Supplied information —
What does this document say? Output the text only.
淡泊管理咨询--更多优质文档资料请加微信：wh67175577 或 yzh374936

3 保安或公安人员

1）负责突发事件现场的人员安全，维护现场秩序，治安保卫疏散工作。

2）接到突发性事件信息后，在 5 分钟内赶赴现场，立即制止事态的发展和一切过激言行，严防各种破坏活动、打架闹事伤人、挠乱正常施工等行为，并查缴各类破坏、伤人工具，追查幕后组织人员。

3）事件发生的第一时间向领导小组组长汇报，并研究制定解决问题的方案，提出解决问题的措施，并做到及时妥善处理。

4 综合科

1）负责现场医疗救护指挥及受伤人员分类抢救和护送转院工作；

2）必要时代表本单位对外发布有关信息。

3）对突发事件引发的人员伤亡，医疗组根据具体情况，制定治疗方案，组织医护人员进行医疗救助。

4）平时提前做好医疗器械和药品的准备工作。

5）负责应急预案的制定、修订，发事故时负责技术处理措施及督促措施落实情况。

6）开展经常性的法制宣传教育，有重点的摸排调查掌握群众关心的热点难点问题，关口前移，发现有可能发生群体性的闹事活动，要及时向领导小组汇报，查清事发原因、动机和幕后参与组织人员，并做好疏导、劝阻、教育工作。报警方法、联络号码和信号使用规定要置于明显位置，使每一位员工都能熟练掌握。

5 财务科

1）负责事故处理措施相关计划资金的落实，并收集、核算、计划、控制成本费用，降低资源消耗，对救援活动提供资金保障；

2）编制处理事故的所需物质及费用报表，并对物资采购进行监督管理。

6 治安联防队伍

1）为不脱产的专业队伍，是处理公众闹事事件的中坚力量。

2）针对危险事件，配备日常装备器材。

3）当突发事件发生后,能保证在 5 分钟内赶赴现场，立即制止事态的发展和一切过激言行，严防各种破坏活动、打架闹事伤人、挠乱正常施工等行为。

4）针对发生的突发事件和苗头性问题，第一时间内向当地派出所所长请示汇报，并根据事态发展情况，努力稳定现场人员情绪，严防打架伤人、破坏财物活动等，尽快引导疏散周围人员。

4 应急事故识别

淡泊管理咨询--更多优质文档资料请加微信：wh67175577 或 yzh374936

Request —
Make an exact copy of every entry.

Finished task —
What does this document say? Output the text only.
淡泊管理咨询--更多优质文档资料请加微信：wh67175577 或 yzh374936

3 保安或公安人员

1）负责突发事件现场的人员安全，维护现场秩序，治安保卫疏散工作。

2）接到突发性事件信息后，在 5 分钟内赶赴现场，立即制止事态的发展和一切过激言行，严防各种破坏活动、打架闹事伤人、挠乱正常施工等行为，并查缴各类破坏、伤人工具，追查幕后组织人员。

3）事件发生的第一时间向领导小组组长汇报，并研究制定解决问题的方案，提出解决问题的措施，并做到及时妥善处理。

4 综合科

1）负责现场医疗救护指挥及受伤人员分类抢救和护送转院工作；

2）必要时代表本单位对外发布有关信息。

3）对突发事件引发的人员伤亡，医疗组根据具体情况，制定治疗方案，组织医护人员进行医疗救助。

4）平时提前做好医疗器械和药品的准备工作。

5）负责应急预案的制定、修订，发事故时负责技术处理措施及督促措施落实情况。

6）开展经常性的法制宣传教育，有重点的摸排调查掌握群众关心的热点难点问题，关口前移，发现有可能发生群体性的闹事活动，要及时向领导小组汇报，查清事发原因、动机和幕后参与组织人员，并做好疏导、劝阻、教育工作。报警方法、联络号码和信号使用规定要置于明显位置，使每一位员工都能熟练掌握。

5 财务科

1）负责事故处理措施相关计划资金的落实，并收集、核算、计划、控制成本费用，降低资源消耗，对救援活动提供资金保障；

2）编制处理事故的所需物质及费用报表，并对物资采购进行监督管理。

6 治安联防队伍

1）为不脱产的专业队伍，是处理公众闹事事件的中坚力量。

2）针对危险事件，配备日常装备器材。

3）当突发事件发生后,能保证在 5 分钟内赶赴现场，立即制止事态的发展和一切过激言行，严防各种破坏活动、打架闹事伤人、挠乱正常施工等行为。

4）针对发生的突发事件和苗头性问题，第一时间内向当地派出所所长请示汇报，并根据事态发展情况，努力稳定现场人员情绪，严防打架伤人、破坏财物活动等，尽快引导疏散周围人员。

4 应急事故识别

淡泊管理咨询--更多优质文档资料请加微信：wh67175577 或 yzh374936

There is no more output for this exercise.